** BEGIN **

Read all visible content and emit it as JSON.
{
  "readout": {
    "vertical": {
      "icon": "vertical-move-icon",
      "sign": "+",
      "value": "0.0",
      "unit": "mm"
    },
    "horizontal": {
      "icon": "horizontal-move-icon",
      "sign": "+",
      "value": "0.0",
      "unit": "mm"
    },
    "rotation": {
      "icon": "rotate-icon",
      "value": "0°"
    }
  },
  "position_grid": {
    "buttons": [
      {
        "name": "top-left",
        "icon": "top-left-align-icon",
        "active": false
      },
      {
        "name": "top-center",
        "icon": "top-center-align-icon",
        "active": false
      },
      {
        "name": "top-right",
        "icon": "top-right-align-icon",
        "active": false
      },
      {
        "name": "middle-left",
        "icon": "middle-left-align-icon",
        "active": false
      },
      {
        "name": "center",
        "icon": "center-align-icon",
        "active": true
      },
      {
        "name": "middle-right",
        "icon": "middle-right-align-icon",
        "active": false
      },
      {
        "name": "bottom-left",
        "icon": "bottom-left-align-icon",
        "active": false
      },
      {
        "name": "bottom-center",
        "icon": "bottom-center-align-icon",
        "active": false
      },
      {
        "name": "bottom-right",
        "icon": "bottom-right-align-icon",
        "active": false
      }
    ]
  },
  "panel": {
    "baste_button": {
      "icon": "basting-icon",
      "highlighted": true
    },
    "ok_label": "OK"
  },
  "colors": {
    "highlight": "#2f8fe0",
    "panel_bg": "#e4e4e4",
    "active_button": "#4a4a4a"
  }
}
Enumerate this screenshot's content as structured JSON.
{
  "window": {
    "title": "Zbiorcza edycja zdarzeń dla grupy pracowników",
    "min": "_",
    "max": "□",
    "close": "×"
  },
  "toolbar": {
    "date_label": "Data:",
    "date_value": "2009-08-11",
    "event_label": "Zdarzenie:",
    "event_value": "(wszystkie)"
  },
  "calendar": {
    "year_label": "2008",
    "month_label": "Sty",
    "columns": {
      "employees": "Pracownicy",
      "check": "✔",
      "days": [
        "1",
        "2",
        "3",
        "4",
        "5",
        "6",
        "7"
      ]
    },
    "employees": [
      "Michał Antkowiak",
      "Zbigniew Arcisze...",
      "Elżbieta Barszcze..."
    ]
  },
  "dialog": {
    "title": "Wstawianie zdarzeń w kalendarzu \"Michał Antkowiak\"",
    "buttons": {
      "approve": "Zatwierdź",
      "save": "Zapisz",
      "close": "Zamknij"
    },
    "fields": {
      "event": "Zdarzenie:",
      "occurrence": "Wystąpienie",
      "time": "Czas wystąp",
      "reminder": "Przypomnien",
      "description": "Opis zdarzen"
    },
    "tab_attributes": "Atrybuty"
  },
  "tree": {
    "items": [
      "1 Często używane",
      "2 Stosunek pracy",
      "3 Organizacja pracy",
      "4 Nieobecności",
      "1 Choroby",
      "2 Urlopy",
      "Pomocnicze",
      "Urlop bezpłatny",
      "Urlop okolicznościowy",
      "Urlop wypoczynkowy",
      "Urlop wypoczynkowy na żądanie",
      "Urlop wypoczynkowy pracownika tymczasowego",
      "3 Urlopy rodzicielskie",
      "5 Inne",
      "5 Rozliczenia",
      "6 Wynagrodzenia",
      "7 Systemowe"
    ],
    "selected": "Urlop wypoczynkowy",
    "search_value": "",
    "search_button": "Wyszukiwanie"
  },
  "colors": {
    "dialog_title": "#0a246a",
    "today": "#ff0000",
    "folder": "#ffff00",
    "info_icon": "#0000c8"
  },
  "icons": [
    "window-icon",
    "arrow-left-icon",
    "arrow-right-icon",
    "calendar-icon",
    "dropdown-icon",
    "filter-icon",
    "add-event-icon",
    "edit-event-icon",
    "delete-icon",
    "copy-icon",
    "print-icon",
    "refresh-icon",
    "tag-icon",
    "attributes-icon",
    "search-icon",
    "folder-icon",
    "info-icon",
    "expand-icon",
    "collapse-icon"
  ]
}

** END **

Work to be completed: Check every line of the records above for the string "Zdarzenie" and say how many contain it, giving the number alone.

The result: 2